**Stated goal**. Extract all lines from the data beneath that include the word "product".

**Given data**.
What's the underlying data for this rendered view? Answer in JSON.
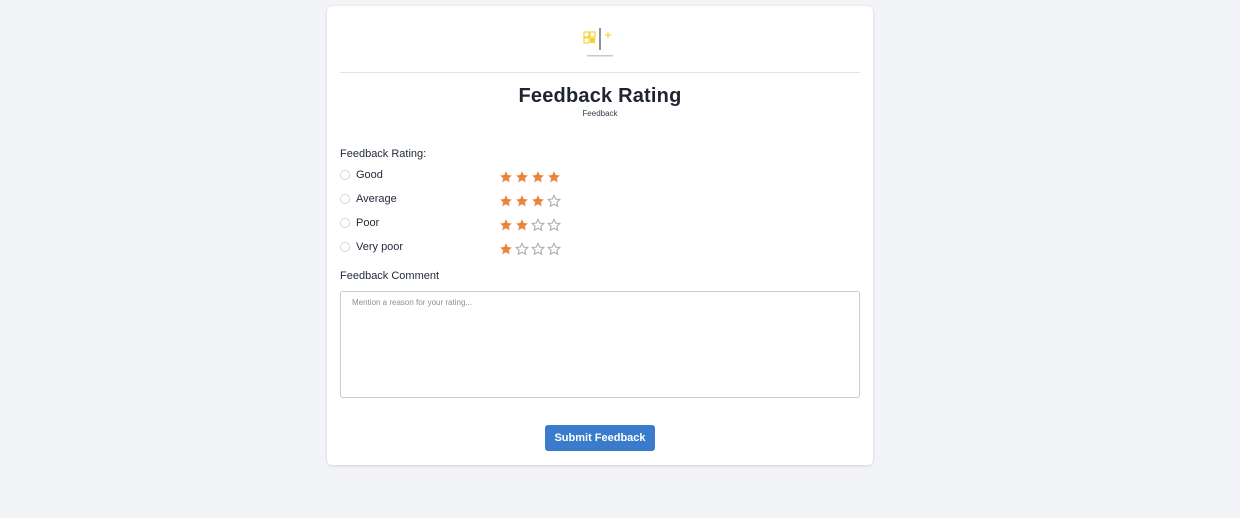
{
  "form": {
    "title": "Feedback Rating",
    "subtitle": "Feedback"
  },
  "rating": {
    "label": "Feedback Rating:",
    "max_stars": 4,
    "options": [
      {
        "label": "Good",
        "stars": 4,
        "selected": false
      },
      {
        "label": "Average",
        "stars": 3,
        "selected": false
      },
      {
        "label": "Poor",
        "stars": 2,
        "selected": false
      },
      {
        "label": "Very poor",
        "stars": 1,
        "selected": false
      }
    ]
  },
  "comment": {
    "label": "Feedback Comment",
    "placeholder": "Mention a reason for your rating...",
    "value": ""
  },
  "submit": {
    "label": "Submit Feedback"
  },
  "colors": {
    "page_background": "#f3f4f8",
    "star_filled": "#e8863d",
    "star_empty": "#9aa0a8",
    "button": "#3a7ccb",
    "logo_accent": "#f2d43a"
  },
  "icons": {
    "logo": "company-logo",
    "filled_star": "star-filled-icon",
    "empty_star": "star-outline-icon",
    "radio": "radio-button"
  }
}
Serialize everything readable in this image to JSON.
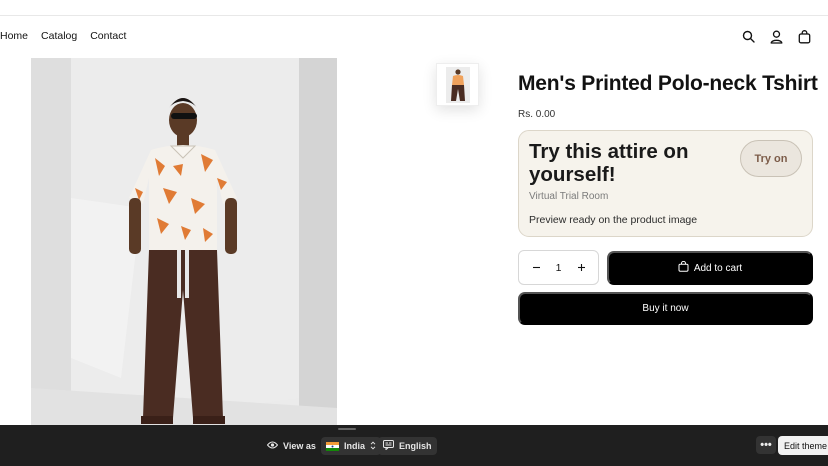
{
  "nav": {
    "items": [
      {
        "label": "Home"
      },
      {
        "label": "Catalog"
      },
      {
        "label": "Contact"
      }
    ]
  },
  "header_icons": [
    "search-icon",
    "account-icon",
    "cart-icon"
  ],
  "product": {
    "title": "Men's Printed Polo-neck Tshirt",
    "price": "Rs. 0.00"
  },
  "trial": {
    "heading": "Try this attire on yourself!",
    "subheading": "Virtual Trial Room",
    "status": "Preview ready on the product image",
    "button_label": "Try on"
  },
  "quantity": {
    "value": "1",
    "decrease_icon": "minus-icon",
    "increase_icon": "plus-icon"
  },
  "actions": {
    "add_to_cart": "Add to cart",
    "buy_now": "Buy it now"
  },
  "editor_bar": {
    "view_as": "View as",
    "country": "India",
    "language": "English",
    "edit_theme": "Edit theme"
  },
  "colors": {
    "accent": "#000000",
    "trial_background": "#f6f3ec",
    "try_on_text": "#7c5c49",
    "editor_bar": "#1f1f1f"
  }
}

**Expected answer**.
  "product": {
    "status": "Preview ready on the product image",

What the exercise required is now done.